>> Start Supplied information

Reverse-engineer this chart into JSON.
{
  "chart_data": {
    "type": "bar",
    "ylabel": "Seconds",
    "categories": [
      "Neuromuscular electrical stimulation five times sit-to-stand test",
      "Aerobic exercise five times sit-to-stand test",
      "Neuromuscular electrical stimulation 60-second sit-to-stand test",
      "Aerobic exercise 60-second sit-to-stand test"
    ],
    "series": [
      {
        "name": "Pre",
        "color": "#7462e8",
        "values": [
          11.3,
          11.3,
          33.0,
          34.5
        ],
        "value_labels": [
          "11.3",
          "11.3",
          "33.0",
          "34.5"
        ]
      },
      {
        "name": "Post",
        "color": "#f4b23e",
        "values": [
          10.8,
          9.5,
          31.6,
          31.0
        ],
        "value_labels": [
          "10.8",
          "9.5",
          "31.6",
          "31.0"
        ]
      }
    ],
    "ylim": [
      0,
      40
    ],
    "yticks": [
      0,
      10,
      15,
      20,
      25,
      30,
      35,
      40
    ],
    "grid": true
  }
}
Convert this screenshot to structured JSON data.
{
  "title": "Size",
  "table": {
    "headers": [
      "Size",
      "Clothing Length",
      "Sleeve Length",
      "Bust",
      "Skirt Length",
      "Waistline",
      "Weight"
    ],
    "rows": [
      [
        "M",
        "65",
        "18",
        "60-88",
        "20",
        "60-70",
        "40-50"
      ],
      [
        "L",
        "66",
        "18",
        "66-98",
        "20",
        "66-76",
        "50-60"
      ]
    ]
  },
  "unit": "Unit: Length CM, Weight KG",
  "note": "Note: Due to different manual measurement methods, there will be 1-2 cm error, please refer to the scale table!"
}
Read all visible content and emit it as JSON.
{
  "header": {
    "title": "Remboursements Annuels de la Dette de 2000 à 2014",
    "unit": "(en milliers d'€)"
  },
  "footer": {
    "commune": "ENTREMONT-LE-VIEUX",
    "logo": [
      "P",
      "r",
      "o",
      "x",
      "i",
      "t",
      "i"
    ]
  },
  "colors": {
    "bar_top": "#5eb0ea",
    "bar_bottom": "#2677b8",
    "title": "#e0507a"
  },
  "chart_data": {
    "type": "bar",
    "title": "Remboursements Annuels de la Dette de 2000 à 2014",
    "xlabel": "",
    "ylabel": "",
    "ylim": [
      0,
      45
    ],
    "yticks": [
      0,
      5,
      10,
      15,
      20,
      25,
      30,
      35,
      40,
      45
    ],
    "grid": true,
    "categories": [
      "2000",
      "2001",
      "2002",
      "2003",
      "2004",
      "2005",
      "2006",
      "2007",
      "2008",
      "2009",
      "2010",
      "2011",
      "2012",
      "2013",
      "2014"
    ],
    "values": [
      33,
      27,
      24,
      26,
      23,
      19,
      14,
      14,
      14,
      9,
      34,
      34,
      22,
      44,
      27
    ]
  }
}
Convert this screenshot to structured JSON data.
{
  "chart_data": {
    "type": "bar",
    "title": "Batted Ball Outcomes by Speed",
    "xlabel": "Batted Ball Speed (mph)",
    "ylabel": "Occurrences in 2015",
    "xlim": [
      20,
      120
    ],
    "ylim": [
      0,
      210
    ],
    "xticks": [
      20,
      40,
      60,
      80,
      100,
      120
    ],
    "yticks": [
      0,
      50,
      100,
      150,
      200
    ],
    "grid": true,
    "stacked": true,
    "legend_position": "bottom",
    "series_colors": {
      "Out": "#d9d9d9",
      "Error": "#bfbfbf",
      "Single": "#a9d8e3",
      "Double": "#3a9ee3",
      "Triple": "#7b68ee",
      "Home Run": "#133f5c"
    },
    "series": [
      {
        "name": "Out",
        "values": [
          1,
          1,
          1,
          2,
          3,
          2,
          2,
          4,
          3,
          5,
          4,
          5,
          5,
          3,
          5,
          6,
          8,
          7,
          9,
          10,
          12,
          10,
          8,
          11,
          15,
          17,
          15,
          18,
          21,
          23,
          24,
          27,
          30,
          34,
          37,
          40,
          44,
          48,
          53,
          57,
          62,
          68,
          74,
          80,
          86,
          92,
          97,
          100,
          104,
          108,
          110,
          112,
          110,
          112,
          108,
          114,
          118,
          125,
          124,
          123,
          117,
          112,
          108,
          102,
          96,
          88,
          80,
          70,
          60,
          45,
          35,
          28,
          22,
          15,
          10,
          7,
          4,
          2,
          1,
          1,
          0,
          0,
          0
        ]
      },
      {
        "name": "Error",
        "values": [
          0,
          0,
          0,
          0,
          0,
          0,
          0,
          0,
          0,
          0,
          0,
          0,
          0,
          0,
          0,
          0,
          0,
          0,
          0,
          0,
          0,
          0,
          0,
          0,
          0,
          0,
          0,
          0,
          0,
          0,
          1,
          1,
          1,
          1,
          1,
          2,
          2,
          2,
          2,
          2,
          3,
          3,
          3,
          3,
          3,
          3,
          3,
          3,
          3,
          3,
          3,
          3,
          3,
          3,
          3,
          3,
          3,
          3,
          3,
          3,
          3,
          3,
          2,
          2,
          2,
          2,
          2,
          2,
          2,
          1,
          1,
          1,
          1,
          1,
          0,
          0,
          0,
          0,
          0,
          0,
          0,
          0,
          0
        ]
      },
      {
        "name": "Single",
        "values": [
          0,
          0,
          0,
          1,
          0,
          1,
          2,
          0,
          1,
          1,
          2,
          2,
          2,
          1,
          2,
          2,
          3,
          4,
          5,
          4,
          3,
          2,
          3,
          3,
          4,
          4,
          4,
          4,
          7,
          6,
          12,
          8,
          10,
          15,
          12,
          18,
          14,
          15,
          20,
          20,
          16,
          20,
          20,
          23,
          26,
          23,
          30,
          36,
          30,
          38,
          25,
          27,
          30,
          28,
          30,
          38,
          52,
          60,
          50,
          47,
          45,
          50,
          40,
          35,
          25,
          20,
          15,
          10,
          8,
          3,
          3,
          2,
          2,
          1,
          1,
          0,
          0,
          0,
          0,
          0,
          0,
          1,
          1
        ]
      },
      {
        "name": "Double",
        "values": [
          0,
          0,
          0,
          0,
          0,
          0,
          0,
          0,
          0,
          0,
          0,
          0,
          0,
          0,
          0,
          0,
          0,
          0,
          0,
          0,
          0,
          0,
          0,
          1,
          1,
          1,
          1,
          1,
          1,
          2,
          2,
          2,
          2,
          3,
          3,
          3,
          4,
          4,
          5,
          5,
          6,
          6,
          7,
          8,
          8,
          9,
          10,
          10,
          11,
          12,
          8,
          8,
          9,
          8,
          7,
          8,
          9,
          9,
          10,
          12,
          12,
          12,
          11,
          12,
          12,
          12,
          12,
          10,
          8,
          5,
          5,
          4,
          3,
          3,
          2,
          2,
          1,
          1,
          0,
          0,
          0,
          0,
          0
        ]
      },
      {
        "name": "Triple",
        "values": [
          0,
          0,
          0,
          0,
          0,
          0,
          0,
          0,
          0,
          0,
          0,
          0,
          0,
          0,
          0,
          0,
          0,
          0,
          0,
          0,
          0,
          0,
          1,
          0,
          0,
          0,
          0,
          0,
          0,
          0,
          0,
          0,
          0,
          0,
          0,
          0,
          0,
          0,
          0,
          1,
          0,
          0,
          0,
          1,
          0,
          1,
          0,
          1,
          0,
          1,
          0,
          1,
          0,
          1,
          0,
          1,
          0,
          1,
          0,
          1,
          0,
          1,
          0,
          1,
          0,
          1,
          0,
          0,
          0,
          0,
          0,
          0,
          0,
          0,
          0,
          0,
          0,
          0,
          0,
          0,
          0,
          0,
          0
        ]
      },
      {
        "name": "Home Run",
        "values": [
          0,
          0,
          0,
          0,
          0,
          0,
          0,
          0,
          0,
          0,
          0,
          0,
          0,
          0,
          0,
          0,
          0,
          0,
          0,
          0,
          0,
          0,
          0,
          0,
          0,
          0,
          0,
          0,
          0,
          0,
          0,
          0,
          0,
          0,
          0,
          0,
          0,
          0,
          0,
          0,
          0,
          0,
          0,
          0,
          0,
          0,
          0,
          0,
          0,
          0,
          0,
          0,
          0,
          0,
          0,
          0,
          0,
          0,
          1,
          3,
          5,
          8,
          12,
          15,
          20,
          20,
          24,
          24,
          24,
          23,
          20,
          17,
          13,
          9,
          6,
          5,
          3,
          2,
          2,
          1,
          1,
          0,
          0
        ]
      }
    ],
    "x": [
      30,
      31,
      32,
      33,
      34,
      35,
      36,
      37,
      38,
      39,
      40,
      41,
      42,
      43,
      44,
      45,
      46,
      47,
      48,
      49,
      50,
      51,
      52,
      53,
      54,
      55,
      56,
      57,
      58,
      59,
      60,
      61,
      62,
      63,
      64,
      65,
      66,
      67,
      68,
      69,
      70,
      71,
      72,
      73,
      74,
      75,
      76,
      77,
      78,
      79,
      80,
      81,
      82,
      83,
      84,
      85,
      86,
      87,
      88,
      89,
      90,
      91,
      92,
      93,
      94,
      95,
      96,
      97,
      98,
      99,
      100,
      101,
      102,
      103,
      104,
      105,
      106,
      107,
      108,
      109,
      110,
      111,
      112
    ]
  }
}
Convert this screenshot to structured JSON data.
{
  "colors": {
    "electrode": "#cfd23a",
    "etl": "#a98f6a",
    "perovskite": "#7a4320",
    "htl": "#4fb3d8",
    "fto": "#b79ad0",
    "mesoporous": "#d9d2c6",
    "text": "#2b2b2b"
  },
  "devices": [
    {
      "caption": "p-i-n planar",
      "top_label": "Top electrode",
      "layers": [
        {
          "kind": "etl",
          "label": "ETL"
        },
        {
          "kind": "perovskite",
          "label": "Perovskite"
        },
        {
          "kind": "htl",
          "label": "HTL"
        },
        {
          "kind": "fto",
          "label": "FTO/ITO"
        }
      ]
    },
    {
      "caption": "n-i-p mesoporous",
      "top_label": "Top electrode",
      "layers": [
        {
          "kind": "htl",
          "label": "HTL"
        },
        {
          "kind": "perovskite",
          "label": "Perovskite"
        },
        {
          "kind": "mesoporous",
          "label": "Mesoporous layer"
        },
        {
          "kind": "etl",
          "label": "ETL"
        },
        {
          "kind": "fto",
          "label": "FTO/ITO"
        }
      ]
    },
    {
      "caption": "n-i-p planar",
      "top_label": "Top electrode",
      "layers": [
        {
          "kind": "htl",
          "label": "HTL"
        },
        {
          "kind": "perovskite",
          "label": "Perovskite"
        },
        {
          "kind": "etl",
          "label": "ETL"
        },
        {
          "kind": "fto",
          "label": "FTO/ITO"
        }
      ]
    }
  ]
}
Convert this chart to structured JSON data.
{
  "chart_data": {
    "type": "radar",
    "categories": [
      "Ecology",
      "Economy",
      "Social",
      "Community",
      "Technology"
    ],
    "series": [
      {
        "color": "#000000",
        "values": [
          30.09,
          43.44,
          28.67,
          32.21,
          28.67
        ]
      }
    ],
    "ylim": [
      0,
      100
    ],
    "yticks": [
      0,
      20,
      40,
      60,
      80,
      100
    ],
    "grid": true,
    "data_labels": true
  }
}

>> End Supplied information

Search the records above for "table". Copy each line where it is found.

- Exercise result
  "table": {
  "note": "Note: Due to different manual measurement methods, there will be 1-2 cm error, please refer to the scale table!"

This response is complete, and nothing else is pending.